> [WRITTEN TASK] What follows is a listing; restate every line of it word for word.

[Dataset listings of figures]
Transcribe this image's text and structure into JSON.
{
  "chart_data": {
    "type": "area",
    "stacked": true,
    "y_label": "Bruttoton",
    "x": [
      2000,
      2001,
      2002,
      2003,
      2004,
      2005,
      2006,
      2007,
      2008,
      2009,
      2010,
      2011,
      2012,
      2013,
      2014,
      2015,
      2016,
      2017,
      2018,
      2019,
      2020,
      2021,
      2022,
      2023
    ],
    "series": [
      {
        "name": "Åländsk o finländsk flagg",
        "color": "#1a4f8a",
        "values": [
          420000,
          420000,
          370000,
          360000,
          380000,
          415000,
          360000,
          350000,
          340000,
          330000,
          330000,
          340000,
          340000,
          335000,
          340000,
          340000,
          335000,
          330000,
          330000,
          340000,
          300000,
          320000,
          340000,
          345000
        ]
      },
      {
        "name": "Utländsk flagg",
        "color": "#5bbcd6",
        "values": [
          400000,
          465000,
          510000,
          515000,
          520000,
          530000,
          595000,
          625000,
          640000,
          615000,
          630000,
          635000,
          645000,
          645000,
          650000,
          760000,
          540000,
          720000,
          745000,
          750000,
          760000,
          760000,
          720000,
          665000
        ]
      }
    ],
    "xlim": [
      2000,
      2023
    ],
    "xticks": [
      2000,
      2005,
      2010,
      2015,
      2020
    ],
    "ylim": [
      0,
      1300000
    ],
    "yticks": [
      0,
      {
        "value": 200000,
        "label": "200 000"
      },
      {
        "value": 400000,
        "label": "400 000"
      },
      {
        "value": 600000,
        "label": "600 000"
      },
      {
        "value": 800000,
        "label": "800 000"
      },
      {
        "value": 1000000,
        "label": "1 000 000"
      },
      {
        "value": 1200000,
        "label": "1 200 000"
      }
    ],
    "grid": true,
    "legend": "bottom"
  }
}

> [SOLUTION FOR THIS EXERCISE]
Transcribe this image's text and structure into JSON.
{
  "chart_data": {
    "type": "area",
    "stacked": true,
    "y_label": "Bruttoton",
    "x": [
      2000,
      2001,
      2002,
      2003,
      2004,
      2005,
      2006,
      2007,
      2008,
      2009,
      2010,
      2011,
      2012,
      2013,
      2014,
      2015,
      2016,
      2017,
      2018,
      2019,
      2020,
      2021,
      2022,
      2023
    ],
    "series": [
      {
        "name": "Åländsk o finländsk flagg",
        "color": "#1a4f8a",
        "values": [
          420000,
          420000,
          370000,
          360000,
          380000,
          415000,
          360000,
          350000,
          340000,
          330000,
          330000,
          340000,
          340000,
          335000,
          340000,
          340000,
          335000,
          330000,
          330000,
          340000,
          300000,
          320000,
          340000,
          345000
        ]
      },
      {
        "name": "Utländsk flagg",
        "color": "#5bbcd6",
        "values": [
          400000,
          465000,
          510000,
          515000,
          520000,
          530000,
          595000,
          625000,
          640000,
          615000,
          630000,
          635000,
          645000,
          645000,
          650000,
          760000,
          540000,
          720000,
          745000,
          750000,
          760000,
          760000,
          720000,
          665000
        ]
      }
    ],
    "xlim": [
      2000,
      2023
    ],
    "xticks": [
      2000,
      2005,
      2010,
      2015,
      2020
    ],
    "ylim": [
      0,
      1300000
    ],
    "yticks": [
      0,
      {
        "value": 200000,
        "label": "200 000"
      },
      {
        "value": 400000,
        "label": "400 000"
      },
      {
        "value": 600000,
        "label": "600 000"
      },
      {
        "value": 800000,
        "label": "800 000"
      },
      {
        "value": 1000000,
        "label": "1 000 000"
      },
      {
        "value": 1200000,
        "label": "1 200 000"
      }
    ],
    "grid": true,
    "legend": "bottom"
  }
}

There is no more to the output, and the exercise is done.